> **GOAL**
Go through the records and copy each line where the word "populations" occurs.

> **DATA RECORDS**
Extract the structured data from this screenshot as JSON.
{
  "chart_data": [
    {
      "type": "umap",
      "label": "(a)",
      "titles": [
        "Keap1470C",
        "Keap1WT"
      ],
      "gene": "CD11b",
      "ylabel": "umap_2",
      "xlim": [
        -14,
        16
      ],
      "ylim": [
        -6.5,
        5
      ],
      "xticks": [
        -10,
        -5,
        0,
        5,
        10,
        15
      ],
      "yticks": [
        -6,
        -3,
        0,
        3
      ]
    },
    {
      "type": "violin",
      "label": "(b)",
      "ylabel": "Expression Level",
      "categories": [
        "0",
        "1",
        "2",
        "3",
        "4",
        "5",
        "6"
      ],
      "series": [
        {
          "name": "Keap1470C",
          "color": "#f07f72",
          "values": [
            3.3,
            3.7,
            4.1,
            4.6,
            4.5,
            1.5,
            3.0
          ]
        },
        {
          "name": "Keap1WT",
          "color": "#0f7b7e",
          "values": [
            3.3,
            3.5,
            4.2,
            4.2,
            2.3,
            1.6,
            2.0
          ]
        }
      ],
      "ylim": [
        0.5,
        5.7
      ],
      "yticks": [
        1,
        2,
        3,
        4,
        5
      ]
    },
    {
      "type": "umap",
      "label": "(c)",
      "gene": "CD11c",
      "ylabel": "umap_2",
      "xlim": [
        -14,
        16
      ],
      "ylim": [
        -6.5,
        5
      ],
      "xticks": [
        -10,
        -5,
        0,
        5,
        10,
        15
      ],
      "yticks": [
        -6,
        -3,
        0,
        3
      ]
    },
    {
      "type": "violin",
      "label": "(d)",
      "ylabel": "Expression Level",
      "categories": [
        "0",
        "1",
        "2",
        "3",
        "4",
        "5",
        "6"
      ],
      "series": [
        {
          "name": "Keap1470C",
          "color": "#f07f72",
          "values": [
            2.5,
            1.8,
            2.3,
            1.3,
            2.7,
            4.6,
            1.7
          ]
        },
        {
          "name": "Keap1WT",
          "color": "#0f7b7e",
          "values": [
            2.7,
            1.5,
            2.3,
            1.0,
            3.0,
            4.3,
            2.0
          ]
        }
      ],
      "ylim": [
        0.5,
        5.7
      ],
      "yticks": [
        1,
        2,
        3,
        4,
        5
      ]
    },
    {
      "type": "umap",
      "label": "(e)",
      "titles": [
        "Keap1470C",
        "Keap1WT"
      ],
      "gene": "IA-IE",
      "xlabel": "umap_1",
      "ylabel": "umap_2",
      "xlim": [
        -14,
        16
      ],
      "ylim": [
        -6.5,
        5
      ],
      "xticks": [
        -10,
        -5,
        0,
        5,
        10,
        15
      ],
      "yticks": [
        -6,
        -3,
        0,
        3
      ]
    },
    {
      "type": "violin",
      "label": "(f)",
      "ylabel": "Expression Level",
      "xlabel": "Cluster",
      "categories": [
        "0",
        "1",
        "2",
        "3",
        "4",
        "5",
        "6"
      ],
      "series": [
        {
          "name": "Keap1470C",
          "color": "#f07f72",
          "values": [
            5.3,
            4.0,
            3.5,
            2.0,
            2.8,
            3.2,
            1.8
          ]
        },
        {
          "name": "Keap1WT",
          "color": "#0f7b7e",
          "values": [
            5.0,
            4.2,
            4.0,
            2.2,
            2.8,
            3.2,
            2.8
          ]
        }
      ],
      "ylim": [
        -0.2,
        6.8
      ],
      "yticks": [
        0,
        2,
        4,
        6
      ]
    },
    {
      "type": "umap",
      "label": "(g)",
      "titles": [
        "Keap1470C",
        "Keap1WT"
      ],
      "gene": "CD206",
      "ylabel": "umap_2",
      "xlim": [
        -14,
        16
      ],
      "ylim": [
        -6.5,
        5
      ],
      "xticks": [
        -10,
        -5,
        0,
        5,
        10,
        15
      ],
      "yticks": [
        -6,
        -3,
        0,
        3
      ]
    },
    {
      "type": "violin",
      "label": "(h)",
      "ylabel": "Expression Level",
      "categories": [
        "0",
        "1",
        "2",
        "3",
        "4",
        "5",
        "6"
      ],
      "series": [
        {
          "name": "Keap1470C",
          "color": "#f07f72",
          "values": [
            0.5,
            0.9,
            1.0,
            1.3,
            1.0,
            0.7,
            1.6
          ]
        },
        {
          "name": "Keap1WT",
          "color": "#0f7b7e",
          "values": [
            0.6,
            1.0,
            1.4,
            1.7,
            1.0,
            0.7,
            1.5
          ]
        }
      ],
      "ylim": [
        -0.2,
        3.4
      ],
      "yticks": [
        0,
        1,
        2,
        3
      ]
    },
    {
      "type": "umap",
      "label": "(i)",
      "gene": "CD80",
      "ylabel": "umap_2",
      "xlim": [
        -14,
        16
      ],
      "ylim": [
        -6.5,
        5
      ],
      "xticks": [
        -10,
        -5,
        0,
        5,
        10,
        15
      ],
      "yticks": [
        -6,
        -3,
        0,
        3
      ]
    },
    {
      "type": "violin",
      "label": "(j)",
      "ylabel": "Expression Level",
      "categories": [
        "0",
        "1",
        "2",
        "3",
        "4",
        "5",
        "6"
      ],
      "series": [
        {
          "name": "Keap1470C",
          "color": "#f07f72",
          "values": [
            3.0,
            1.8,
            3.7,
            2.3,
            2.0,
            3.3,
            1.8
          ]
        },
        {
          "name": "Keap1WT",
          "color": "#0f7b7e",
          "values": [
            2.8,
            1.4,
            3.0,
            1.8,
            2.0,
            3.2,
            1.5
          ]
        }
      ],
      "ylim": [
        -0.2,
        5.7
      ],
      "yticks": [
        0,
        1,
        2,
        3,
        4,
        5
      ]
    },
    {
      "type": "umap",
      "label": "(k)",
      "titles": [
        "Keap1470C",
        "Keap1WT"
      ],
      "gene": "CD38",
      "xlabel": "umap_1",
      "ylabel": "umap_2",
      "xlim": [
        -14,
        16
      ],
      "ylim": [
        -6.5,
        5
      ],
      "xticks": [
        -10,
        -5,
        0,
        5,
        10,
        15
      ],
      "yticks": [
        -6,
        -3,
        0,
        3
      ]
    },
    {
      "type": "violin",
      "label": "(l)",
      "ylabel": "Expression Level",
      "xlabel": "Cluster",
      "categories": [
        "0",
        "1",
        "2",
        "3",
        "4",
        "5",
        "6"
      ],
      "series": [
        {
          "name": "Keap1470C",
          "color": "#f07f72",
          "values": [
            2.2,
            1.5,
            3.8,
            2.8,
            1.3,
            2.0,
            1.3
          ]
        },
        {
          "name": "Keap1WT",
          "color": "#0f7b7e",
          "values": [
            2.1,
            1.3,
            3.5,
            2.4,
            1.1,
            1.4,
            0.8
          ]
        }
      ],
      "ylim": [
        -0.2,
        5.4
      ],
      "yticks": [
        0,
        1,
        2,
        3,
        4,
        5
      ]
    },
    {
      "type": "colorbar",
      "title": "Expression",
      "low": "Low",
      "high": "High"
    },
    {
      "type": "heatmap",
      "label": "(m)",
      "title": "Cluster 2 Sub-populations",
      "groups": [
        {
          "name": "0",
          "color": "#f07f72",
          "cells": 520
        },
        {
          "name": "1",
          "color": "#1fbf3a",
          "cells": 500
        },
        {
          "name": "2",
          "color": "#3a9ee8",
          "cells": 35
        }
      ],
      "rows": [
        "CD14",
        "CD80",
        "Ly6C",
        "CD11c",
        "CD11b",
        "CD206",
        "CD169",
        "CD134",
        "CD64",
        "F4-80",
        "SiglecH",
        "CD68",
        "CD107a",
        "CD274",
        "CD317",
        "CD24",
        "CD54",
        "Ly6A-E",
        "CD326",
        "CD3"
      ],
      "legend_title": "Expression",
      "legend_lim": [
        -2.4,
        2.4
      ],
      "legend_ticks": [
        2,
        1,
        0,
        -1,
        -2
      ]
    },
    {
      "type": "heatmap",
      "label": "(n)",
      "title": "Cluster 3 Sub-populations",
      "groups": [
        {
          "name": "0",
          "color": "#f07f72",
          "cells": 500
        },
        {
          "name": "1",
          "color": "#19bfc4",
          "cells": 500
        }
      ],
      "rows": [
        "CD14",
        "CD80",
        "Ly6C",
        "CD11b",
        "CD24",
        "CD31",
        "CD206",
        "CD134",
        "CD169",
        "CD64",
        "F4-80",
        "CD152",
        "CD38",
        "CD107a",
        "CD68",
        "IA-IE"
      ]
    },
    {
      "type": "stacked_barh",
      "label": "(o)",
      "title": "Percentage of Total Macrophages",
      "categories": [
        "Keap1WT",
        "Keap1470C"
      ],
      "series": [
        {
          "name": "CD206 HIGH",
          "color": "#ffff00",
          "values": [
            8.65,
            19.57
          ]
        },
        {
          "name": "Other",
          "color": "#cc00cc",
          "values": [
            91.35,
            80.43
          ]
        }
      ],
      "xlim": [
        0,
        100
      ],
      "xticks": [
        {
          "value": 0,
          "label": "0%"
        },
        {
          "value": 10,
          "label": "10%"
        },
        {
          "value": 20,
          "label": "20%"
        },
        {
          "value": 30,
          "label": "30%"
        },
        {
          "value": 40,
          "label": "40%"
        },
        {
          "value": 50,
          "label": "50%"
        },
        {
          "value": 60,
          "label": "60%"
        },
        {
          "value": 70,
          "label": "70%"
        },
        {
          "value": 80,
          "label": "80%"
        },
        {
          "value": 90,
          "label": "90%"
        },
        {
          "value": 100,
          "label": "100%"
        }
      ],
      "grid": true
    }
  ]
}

> **WRITTEN RESPONSE**
      "title": "Cluster 2 Sub-populations",
      "title": "Cluster 3 Sub-populations",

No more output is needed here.